> [INSTRUCTION]: Return the listing below verbatim. Pictures do not belong in the copy.

> [GIVEN INFORMATION]:
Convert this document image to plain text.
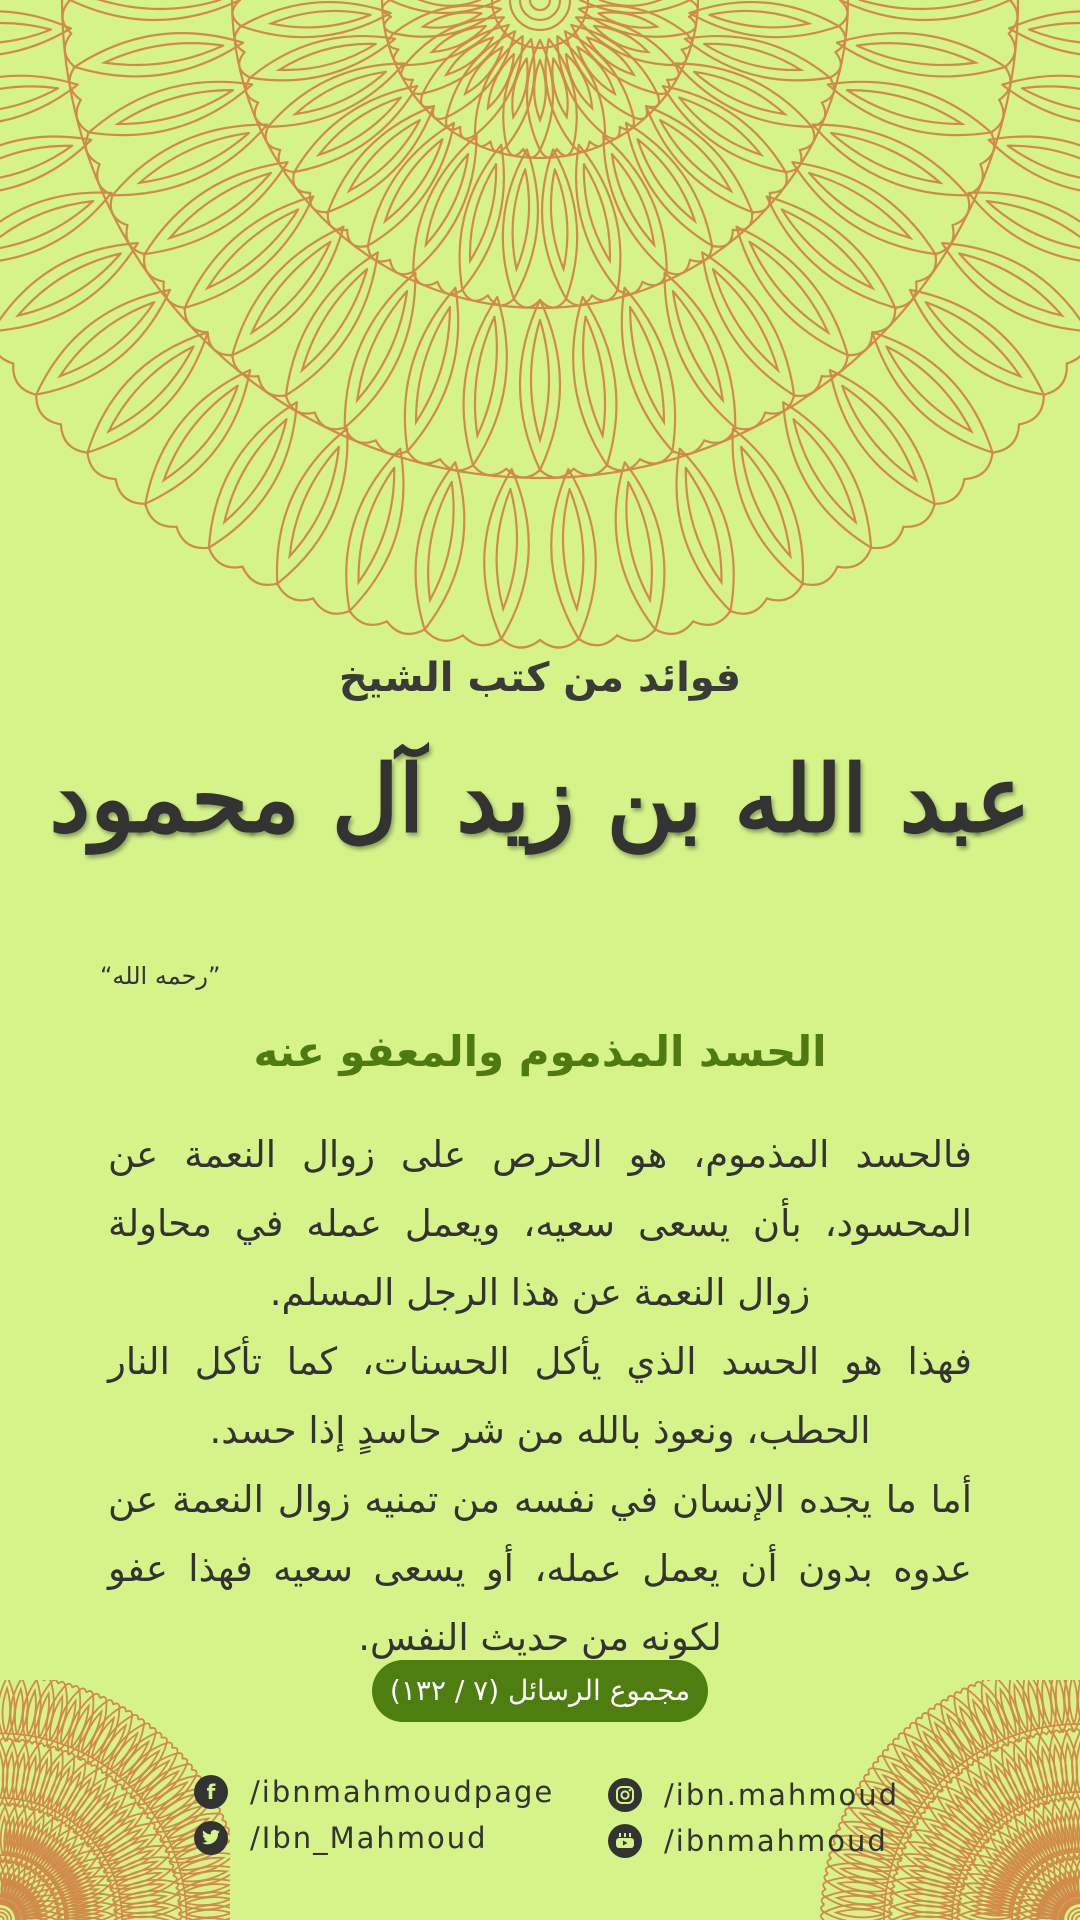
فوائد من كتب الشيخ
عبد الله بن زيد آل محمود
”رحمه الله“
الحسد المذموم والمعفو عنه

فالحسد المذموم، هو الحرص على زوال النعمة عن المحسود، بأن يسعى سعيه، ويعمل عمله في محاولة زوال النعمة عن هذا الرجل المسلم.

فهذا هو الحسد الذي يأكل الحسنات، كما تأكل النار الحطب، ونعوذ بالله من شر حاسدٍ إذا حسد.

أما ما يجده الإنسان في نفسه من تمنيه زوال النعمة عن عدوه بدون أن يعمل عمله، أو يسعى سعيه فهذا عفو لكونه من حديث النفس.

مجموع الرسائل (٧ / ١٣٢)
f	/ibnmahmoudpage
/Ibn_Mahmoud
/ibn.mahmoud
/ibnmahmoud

> [OUTPUT FOR THIS TASK]:
Convert this document image to plain text.
فوائد من كتب الشيخ
عبد الله بن زيد آل محمود
”رحمه الله“
الحسد المذموم والمعفو عنه

فالحسد المذموم، هو الحرص على زوال النعمة عن المحسود، بأن يسعى سعيه، ويعمل عمله في محاولة زوال النعمة عن هذا الرجل المسلم.

فهذا هو الحسد الذي يأكل الحسنات، كما تأكل النار الحطب، ونعوذ بالله من شر حاسدٍ إذا حسد.

أما ما يجده الإنسان في نفسه من تمنيه زوال النعمة عن عدوه بدون أن يعمل عمله، أو يسعى سعيه فهذا عفو لكونه من حديث النفس.

مجموع الرسائل (٧ / ١٣٢)
f	/ibnmahmoudpage
/Ibn_Mahmoud
/ibn.mahmoud
/ibnmahmoud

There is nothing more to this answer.